(Data excerpts)
────────────────────
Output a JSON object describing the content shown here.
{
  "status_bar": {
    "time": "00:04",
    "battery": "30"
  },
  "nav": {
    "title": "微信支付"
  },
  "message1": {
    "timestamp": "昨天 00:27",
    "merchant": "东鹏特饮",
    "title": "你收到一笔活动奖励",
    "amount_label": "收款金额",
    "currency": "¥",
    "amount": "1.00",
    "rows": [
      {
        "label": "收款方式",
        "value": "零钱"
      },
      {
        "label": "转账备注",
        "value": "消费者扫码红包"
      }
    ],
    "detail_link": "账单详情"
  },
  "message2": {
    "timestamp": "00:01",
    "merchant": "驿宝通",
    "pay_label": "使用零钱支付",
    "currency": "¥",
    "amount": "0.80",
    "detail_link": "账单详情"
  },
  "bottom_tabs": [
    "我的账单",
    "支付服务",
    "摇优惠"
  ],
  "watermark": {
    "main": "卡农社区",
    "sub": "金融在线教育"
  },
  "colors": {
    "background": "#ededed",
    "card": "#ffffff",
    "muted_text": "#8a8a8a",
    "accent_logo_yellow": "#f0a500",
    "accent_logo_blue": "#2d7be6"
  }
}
────────────────────
> **Requirements**
Return the entries above exactly, each one complete.

> **Full output**
Output a JSON object describing the content shown here.
{
  "status_bar": {
    "time": "00:04",
    "battery": "30"
  },
  "nav": {
    "title": "微信支付"
  },
  "message1": {
    "timestamp": "昨天 00:27",
    "merchant": "东鹏特饮",
    "title": "你收到一笔活动奖励",
    "amount_label": "收款金额",
    "currency": "¥",
    "amount": "1.00",
    "rows": [
      {
        "label": "收款方式",
        "value": "零钱"
      },
      {
        "label": "转账备注",
        "value": "消费者扫码红包"
      }
    ],
    "detail_link": "账单详情"
  },
  "message2": {
    "timestamp": "00:01",
    "merchant": "驿宝通",
    "pay_label": "使用零钱支付",
    "currency": "¥",
    "amount": "0.80",
    "detail_link": "账单详情"
  },
  "bottom_tabs": [
    "我的账单",
    "支付服务",
    "摇优惠"
  ],
  "watermark": {
    "main": "卡农社区",
    "sub": "金融在线教育"
  },
  "colors": {
    "background": "#ededed",
    "card": "#ffffff",
    "muted_text": "#8a8a8a",
    "accent_logo_yellow": "#f0a500",
    "accent_logo_blue": "#2d7be6"
  }
}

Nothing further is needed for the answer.